→ Written exercise
Your answer must consist solely of the number of lines that contain the word "Lama".

→ Record list
===============
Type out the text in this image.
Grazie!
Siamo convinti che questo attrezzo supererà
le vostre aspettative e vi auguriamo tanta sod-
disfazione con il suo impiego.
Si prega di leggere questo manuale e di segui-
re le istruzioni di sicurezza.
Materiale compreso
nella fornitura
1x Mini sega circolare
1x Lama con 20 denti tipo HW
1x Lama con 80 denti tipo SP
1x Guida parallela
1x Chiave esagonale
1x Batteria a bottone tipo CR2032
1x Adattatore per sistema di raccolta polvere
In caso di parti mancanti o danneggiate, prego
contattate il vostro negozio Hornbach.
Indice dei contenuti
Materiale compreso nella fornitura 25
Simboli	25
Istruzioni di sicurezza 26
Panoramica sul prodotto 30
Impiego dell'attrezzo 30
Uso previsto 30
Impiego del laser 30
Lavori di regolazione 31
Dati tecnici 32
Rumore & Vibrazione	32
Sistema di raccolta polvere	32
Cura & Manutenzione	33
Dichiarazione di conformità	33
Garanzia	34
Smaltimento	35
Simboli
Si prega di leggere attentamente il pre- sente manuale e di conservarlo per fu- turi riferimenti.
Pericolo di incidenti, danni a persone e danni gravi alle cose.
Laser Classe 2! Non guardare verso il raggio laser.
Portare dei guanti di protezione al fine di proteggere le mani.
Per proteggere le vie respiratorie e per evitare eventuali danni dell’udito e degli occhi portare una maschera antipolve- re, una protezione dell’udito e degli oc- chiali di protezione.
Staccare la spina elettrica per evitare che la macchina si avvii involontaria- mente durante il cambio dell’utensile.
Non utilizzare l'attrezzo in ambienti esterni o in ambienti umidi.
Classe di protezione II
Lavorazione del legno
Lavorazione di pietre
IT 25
===============
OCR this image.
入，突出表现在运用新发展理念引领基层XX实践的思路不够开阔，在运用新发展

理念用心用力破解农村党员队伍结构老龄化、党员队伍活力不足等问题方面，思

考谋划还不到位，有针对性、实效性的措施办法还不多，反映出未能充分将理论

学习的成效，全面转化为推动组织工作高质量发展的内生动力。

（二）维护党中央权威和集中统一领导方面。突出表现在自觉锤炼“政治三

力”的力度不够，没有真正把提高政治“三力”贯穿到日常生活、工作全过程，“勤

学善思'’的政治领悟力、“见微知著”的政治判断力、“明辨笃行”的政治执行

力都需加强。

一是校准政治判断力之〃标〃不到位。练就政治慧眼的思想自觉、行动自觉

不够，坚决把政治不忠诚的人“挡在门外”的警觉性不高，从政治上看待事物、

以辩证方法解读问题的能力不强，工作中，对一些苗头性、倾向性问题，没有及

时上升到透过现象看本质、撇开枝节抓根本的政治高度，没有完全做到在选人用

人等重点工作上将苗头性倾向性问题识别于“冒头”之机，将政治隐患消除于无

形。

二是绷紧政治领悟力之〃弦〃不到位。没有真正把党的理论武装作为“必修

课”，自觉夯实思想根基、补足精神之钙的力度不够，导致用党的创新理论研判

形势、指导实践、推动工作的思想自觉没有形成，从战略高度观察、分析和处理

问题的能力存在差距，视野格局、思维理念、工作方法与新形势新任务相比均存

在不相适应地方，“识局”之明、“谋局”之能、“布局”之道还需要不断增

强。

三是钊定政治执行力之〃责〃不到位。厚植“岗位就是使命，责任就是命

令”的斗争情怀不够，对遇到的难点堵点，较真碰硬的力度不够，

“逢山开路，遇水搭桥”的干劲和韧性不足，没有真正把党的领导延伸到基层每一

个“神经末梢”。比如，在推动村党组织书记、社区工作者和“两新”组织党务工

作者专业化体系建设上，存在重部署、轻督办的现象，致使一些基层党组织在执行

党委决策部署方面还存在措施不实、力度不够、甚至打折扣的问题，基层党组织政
===============
→ Expected answer
2